REQUIRED WORK> Retype each entry below exactly as it stands.

───

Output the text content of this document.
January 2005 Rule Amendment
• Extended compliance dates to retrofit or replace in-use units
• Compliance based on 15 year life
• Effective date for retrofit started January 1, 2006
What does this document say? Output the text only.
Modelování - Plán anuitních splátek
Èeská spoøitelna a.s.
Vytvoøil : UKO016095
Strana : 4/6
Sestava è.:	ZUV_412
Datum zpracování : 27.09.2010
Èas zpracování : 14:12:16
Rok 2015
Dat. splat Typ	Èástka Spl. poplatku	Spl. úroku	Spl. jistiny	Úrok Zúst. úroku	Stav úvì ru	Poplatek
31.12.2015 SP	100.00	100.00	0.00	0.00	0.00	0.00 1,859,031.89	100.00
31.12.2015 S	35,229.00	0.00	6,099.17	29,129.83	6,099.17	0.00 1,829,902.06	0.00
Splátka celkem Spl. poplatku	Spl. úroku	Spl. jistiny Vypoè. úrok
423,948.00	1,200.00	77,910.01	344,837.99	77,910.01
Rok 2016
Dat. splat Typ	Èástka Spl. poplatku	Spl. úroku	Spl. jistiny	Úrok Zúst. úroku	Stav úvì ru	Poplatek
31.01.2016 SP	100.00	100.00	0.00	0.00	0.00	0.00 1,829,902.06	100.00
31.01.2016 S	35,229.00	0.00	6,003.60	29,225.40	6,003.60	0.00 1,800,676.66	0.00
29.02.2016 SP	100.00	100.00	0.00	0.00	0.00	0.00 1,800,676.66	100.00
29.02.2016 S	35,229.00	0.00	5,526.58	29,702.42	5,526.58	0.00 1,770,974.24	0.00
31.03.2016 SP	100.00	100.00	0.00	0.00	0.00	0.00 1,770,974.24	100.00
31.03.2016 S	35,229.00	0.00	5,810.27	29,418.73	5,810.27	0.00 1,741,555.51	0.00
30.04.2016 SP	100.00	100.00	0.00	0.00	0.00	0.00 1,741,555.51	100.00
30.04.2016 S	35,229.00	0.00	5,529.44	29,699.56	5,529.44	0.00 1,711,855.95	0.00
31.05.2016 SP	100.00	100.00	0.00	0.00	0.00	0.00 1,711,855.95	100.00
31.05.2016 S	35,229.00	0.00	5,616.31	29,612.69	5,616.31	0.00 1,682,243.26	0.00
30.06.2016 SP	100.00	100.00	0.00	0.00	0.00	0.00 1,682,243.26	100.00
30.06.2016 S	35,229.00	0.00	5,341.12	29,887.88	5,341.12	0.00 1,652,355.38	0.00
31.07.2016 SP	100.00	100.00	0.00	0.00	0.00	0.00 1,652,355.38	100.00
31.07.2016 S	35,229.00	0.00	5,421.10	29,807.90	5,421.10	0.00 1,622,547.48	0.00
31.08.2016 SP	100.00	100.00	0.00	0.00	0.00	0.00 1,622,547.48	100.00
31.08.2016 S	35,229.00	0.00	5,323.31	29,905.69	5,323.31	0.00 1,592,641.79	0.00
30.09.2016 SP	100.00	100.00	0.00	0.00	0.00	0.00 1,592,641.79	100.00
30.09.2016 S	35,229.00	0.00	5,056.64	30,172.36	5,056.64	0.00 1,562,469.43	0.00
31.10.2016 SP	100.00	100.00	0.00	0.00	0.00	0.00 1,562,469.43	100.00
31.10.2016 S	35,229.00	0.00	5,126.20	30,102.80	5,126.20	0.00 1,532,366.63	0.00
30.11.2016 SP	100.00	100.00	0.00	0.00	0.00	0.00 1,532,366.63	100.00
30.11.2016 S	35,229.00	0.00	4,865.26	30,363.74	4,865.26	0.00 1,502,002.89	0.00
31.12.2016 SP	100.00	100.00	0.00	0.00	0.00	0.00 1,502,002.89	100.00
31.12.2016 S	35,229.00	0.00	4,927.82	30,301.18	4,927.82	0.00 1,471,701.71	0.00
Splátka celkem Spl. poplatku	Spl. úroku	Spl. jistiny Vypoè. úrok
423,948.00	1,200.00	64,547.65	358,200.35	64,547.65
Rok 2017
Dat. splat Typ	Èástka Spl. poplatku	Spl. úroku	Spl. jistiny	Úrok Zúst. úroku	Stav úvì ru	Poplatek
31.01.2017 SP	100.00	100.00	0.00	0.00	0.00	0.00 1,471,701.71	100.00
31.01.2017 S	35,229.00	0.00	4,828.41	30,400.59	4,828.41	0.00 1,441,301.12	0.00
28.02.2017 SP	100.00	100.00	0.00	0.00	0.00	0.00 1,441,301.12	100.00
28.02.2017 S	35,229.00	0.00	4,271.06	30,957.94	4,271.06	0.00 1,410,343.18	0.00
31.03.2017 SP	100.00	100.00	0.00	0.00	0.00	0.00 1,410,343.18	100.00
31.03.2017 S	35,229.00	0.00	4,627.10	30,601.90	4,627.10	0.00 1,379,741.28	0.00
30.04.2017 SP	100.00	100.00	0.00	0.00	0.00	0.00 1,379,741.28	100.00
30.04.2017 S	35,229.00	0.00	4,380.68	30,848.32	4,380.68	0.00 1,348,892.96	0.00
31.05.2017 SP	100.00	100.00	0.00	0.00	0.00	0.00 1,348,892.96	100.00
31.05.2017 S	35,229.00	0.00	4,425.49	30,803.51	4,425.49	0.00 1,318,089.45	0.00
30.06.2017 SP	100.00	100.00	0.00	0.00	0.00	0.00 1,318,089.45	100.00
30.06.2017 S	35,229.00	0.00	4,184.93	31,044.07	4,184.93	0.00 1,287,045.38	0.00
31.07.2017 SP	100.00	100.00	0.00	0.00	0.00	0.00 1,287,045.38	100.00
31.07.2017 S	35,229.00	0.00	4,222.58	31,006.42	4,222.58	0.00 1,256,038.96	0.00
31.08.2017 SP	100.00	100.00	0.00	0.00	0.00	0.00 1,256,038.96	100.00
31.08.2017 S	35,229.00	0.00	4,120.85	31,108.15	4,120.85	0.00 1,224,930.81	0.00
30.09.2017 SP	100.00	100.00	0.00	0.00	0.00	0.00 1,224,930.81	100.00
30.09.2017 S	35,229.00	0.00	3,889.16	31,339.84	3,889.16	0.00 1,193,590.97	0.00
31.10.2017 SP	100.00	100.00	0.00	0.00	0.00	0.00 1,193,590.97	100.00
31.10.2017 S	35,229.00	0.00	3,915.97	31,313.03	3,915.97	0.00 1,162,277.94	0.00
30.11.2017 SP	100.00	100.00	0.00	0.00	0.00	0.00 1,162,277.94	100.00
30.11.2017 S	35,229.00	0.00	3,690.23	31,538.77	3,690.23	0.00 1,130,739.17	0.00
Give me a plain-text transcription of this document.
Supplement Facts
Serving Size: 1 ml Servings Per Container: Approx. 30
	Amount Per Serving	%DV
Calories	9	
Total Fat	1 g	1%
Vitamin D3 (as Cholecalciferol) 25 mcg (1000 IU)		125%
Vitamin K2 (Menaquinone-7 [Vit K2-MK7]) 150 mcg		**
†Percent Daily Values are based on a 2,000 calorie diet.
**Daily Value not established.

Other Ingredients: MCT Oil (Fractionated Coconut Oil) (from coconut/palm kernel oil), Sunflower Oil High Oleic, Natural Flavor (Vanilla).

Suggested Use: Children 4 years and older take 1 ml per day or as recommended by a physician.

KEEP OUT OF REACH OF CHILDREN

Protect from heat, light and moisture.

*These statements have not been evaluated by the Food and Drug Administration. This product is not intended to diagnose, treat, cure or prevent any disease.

───

TASK RESULT>
Output the text content of this document.
January 2005 Rule Amendment
• Extended compliance dates to retrofit or replace in-use units
• Compliance based on 15 year life
• Effective date for retrofit started January 1, 2006
What does this document say? Output the text only.
Modelování - Plán anuitních splátek
Èeská spoøitelna a.s.
Vytvoøil : UKO016095
Strana : 4/6
Sestava è.:	ZUV_412
Datum zpracování : 27.09.2010
Èas zpracování : 14:12:16
Rok 2015
Dat. splat Typ	Èástka Spl. poplatku	Spl. úroku	Spl. jistiny	Úrok Zúst. úroku	Stav úvì ru	Poplatek
31.12.2015 SP	100.00	100.00	0.00	0.00	0.00	0.00 1,859,031.89	100.00
31.12.2015 S	35,229.00	0.00	6,099.17	29,129.83	6,099.17	0.00 1,829,902.06	0.00
Splátka celkem Spl. poplatku	Spl. úroku	Spl. jistiny Vypoè. úrok
423,948.00	1,200.00	77,910.01	344,837.99	77,910.01
Rok 2016
Dat. splat Typ	Èástka Spl. poplatku	Spl. úroku	Spl. jistiny	Úrok Zúst. úroku	Stav úvì ru	Poplatek
31.01.2016 SP	100.00	100.00	0.00	0.00	0.00	0.00 1,829,902.06	100.00
31.01.2016 S	35,229.00	0.00	6,003.60	29,225.40	6,003.60	0.00 1,800,676.66	0.00
29.02.2016 SP	100.00	100.00	0.00	0.00	0.00	0.00 1,800,676.66	100.00
29.02.2016 S	35,229.00	0.00	5,526.58	29,702.42	5,526.58	0.00 1,770,974.24	0.00
31.03.2016 SP	100.00	100.00	0.00	0.00	0.00	0.00 1,770,974.24	100.00
31.03.2016 S	35,229.00	0.00	5,810.27	29,418.73	5,810.27	0.00 1,741,555.51	0.00
30.04.2016 SP	100.00	100.00	0.00	0.00	0.00	0.00 1,741,555.51	100.00
30.04.2016 S	35,229.00	0.00	5,529.44	29,699.56	5,529.44	0.00 1,711,855.95	0.00
31.05.2016 SP	100.00	100.00	0.00	0.00	0.00	0.00 1,711,855.95	100.00
31.05.2016 S	35,229.00	0.00	5,616.31	29,612.69	5,616.31	0.00 1,682,243.26	0.00
30.06.2016 SP	100.00	100.00	0.00	0.00	0.00	0.00 1,682,243.26	100.00
30.06.2016 S	35,229.00	0.00	5,341.12	29,887.88	5,341.12	0.00 1,652,355.38	0.00
31.07.2016 SP	100.00	100.00	0.00	0.00	0.00	0.00 1,652,355.38	100.00
31.07.2016 S	35,229.00	0.00	5,421.10	29,807.90	5,421.10	0.00 1,622,547.48	0.00
31.08.2016 SP	100.00	100.00	0.00	0.00	0.00	0.00 1,622,547.48	100.00
31.08.2016 S	35,229.00	0.00	5,323.31	29,905.69	5,323.31	0.00 1,592,641.79	0.00
30.09.2016 SP	100.00	100.00	0.00	0.00	0.00	0.00 1,592,641.79	100.00
30.09.2016 S	35,229.00	0.00	5,056.64	30,172.36	5,056.64	0.00 1,562,469.43	0.00
31.10.2016 SP	100.00	100.00	0.00	0.00	0.00	0.00 1,562,469.43	100.00
31.10.2016 S	35,229.00	0.00	5,126.20	30,102.80	5,126.20	0.00 1,532,366.63	0.00
30.11.2016 SP	100.00	100.00	0.00	0.00	0.00	0.00 1,532,366.63	100.00
30.11.2016 S	35,229.00	0.00	4,865.26	30,363.74	4,865.26	0.00 1,502,002.89	0.00
31.12.2016 SP	100.00	100.00	0.00	0.00	0.00	0.00 1,502,002.89	100.00
31.12.2016 S	35,229.00	0.00	4,927.82	30,301.18	4,927.82	0.00 1,471,701.71	0.00
Splátka celkem Spl. poplatku	Spl. úroku	Spl. jistiny Vypoè. úrok
423,948.00	1,200.00	64,547.65	358,200.35	64,547.65
Rok 2017
Dat. splat Typ	Èástka Spl. poplatku	Spl. úroku	Spl. jistiny	Úrok Zúst. úroku	Stav úvì ru	Poplatek
31.01.2017 SP	100.00	100.00	0.00	0.00	0.00	0.00 1,471,701.71	100.00
31.01.2017 S	35,229.00	0.00	4,828.41	30,400.59	4,828.41	0.00 1,441,301.12	0.00
28.02.2017 SP	100.00	100.00	0.00	0.00	0.00	0.00 1,441,301.12	100.00
28.02.2017 S	35,229.00	0.00	4,271.06	30,957.94	4,271.06	0.00 1,410,343.18	0.00
31.03.2017 SP	100.00	100.00	0.00	0.00	0.00	0.00 1,410,343.18	100.00
31.03.2017 S	35,229.00	0.00	4,627.10	30,601.90	4,627.10	0.00 1,379,741.28	0.00
30.04.2017 SP	100.00	100.00	0.00	0.00	0.00	0.00 1,379,741.28	100.00
30.04.2017 S	35,229.00	0.00	4,380.68	30,848.32	4,380.68	0.00 1,348,892.96	0.00
31.05.2017 SP	100.00	100.00	0.00	0.00	0.00	0.00 1,348,892.96	100.00
31.05.2017 S	35,229.00	0.00	4,425.49	30,803.51	4,425.49	0.00 1,318,089.45	0.00
30.06.2017 SP	100.00	100.00	0.00	0.00	0.00	0.00 1,318,089.45	100.00
30.06.2017 S	35,229.00	0.00	4,184.93	31,044.07	4,184.93	0.00 1,287,045.38	0.00
31.07.2017 SP	100.00	100.00	0.00	0.00	0.00	0.00 1,287,045.38	100.00
31.07.2017 S	35,229.00	0.00	4,222.58	31,006.42	4,222.58	0.00 1,256,038.96	0.00
31.08.2017 SP	100.00	100.00	0.00	0.00	0.00	0.00 1,256,038.96	100.00
31.08.2017 S	35,229.00	0.00	4,120.85	31,108.15	4,120.85	0.00 1,224,930.81	0.00
30.09.2017 SP	100.00	100.00	0.00	0.00	0.00	0.00 1,224,930.81	100.00
30.09.2017 S	35,229.00	0.00	3,889.16	31,339.84	3,889.16	0.00 1,193,590.97	0.00
31.10.2017 SP	100.00	100.00	0.00	0.00	0.00	0.00 1,193,590.97	100.00
31.10.2017 S	35,229.00	0.00	3,915.97	31,313.03	3,915.97	0.00 1,162,277.94	0.00
30.11.2017 SP	100.00	100.00	0.00	0.00	0.00	0.00 1,162,277.94	100.00
30.11.2017 S	35,229.00	0.00	3,690.23	31,538.77	3,690.23	0.00 1,130,739.17	0.00
Give me a plain-text transcription of this document.
Supplement Facts
Serving Size: 1 ml Servings Per Container: Approx. 30
	Amount Per Serving	%DV
Calories	9	
Total Fat	1 g	1%
Vitamin D3 (as Cholecalciferol) 25 mcg (1000 IU)		125%
Vitamin K2 (Menaquinone-7 [Vit K2-MK7]) 150 mcg		**
†Percent Daily Values are based on a 2,000 calorie diet.
**Daily Value not established.

Other Ingredients: MCT Oil (Fractionated Coconut Oil) (from coconut/palm kernel oil), Sunflower Oil High Oleic, Natural Flavor (Vanilla).

Suggested Use: Children 4 years and older take 1 ml per day or as recommended by a physician.

KEEP OUT OF REACH OF CHILDREN

Protect from heat, light and moisture.

*These statements have not been evaluated by the Food and Drug Administration. This product is not intended to diagnose, treat, cure or prevent any disease.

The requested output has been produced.